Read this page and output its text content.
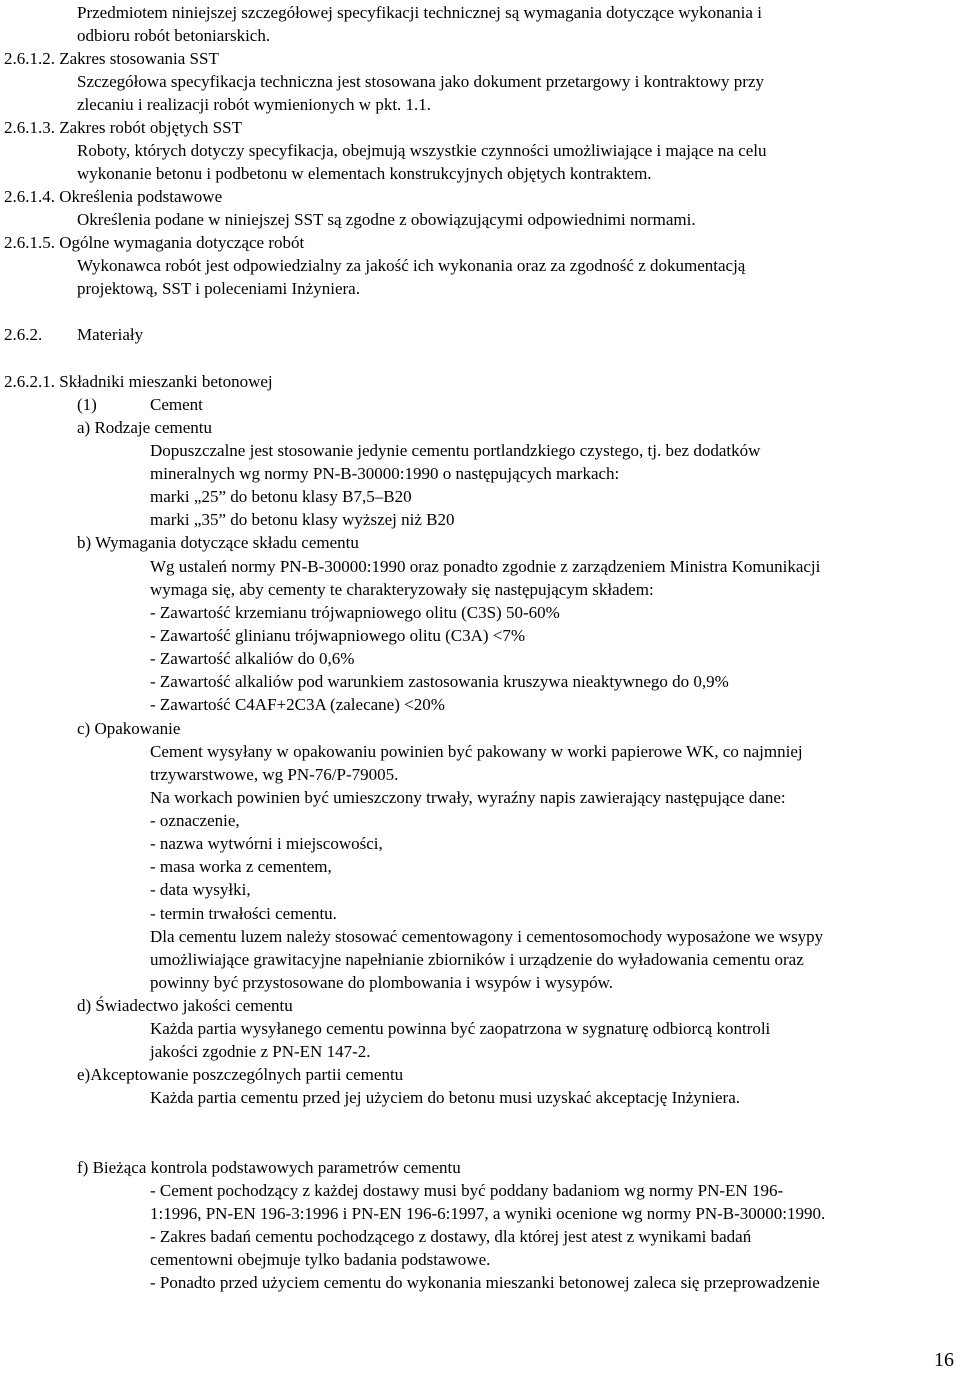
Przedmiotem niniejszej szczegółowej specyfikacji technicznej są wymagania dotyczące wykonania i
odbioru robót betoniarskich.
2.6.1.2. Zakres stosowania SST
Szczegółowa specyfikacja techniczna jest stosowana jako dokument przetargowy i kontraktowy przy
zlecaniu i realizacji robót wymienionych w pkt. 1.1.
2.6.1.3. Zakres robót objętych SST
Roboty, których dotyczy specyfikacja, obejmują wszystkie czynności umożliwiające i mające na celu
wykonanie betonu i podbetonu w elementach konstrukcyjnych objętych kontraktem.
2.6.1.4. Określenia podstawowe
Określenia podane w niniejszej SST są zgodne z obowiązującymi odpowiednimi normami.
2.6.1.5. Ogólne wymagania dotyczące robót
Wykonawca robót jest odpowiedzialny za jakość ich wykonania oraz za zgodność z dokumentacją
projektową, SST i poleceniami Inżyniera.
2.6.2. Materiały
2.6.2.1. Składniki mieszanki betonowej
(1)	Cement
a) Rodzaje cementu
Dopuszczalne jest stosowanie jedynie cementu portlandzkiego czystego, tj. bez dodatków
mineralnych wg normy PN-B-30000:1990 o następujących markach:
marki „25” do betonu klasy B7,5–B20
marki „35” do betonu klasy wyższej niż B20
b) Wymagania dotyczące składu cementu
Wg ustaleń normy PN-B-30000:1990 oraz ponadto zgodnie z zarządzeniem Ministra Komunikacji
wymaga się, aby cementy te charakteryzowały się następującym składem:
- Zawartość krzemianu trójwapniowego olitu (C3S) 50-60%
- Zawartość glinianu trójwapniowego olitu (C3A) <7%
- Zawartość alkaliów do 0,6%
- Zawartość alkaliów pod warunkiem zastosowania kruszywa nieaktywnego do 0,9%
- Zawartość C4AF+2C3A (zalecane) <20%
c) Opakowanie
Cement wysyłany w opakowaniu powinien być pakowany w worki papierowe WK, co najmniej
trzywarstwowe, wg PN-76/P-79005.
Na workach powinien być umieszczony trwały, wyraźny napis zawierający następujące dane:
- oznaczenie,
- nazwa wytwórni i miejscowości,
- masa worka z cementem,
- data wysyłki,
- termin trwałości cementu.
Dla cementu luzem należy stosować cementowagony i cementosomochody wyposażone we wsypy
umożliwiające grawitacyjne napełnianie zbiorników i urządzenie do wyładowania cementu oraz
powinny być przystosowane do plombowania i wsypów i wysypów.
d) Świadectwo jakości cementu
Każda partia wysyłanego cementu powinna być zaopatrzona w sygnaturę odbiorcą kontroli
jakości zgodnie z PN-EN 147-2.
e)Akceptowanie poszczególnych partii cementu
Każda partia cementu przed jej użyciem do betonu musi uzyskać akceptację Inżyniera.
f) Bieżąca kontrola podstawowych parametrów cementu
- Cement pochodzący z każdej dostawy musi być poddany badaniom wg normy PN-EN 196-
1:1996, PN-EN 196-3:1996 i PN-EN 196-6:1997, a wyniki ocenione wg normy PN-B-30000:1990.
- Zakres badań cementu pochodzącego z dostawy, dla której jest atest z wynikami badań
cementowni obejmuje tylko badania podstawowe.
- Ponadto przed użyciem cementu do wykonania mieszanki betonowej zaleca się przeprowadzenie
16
* * * * * * *
WHAT YOU ARE ASKED TO DO: Using the listing above, pick out each line that contains the word "użyciem", then copy it.

OUTPUT OF THE TASK:
Każda partia cementu przed jej użyciem do betonu musi uzyskać akceptację Inżyniera.
- Ponadto przed użyciem cementu do wykonania mieszanki betonowej zaleca się przeprowadzenie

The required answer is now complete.